_Required work_:
Bring together every line in the data that includes "zich".

_Records from a data collection_:
────────────────────

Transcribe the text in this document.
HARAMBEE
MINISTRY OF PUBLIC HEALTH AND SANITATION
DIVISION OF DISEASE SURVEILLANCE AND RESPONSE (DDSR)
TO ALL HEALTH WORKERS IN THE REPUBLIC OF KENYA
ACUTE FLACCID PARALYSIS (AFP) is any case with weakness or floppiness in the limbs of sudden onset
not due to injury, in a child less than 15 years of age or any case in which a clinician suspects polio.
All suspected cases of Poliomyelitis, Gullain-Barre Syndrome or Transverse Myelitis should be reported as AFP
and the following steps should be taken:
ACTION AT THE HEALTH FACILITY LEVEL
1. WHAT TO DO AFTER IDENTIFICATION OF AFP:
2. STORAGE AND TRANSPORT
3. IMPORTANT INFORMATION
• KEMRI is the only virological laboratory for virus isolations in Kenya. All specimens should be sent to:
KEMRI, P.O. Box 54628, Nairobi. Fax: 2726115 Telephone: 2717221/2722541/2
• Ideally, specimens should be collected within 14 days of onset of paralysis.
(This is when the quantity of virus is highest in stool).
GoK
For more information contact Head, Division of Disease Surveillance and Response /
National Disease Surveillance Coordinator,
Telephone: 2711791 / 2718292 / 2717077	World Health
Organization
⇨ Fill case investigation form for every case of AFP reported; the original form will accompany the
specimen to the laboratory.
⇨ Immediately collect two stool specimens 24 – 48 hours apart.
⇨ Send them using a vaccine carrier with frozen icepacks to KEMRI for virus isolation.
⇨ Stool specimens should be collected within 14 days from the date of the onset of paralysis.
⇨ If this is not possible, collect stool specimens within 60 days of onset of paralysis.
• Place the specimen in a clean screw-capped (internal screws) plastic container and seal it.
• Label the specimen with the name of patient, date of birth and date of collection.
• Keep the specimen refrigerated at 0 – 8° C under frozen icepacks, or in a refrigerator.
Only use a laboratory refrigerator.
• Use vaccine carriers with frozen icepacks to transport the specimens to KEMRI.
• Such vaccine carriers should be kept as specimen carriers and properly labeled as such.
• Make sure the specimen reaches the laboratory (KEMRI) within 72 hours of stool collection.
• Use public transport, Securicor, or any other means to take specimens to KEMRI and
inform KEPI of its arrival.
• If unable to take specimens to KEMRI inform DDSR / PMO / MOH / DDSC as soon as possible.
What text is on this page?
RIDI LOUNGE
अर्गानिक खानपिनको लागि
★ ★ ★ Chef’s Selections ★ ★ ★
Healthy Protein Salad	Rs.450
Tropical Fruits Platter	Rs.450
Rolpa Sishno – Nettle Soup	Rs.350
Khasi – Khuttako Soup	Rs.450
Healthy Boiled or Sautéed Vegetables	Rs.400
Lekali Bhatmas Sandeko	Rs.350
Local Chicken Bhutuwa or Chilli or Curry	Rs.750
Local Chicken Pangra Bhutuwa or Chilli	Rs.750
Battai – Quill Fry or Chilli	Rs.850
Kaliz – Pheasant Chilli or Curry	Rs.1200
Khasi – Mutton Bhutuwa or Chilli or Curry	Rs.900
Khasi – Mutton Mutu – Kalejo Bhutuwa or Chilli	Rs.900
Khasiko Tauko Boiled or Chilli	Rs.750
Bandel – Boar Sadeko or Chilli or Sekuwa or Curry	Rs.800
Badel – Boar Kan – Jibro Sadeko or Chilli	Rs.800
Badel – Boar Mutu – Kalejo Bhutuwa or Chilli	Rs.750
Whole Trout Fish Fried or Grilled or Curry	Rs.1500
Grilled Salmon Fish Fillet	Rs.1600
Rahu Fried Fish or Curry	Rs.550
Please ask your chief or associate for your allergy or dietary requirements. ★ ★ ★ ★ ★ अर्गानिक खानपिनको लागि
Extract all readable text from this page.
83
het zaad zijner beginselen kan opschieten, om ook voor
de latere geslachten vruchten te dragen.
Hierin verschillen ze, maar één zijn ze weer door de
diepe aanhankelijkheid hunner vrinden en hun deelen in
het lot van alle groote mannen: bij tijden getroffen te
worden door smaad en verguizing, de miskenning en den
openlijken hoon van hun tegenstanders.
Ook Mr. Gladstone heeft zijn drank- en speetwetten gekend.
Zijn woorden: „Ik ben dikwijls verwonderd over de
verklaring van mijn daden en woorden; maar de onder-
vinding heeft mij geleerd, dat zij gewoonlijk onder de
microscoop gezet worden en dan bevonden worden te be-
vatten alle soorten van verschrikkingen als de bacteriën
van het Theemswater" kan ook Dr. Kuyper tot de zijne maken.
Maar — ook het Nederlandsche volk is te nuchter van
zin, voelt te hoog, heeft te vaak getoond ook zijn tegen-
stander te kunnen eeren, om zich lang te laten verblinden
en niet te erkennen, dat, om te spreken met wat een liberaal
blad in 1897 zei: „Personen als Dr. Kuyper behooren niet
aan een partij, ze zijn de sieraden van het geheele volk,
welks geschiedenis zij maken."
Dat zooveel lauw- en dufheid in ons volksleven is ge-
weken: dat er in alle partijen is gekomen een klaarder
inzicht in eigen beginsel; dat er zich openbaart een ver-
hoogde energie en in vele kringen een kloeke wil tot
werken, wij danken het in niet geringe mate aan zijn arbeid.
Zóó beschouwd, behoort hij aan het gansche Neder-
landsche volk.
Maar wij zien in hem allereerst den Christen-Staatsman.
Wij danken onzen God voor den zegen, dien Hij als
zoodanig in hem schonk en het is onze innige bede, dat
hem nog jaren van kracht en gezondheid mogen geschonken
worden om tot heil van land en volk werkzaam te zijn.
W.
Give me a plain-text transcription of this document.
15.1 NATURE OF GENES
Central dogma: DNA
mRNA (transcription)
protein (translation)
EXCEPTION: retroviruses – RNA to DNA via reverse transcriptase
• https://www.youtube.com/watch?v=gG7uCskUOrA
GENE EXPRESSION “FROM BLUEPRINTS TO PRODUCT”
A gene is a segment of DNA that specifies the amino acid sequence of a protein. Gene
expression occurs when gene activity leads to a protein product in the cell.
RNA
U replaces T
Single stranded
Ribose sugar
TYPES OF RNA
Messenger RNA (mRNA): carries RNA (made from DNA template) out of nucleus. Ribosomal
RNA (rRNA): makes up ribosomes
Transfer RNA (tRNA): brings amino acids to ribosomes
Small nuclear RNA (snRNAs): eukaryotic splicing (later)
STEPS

────────────────────

_Finished task_:
stander te kunnen eeren, om zich lang te laten verblinden
inzicht in eigen beginsel; dat er zich openbaart een ver-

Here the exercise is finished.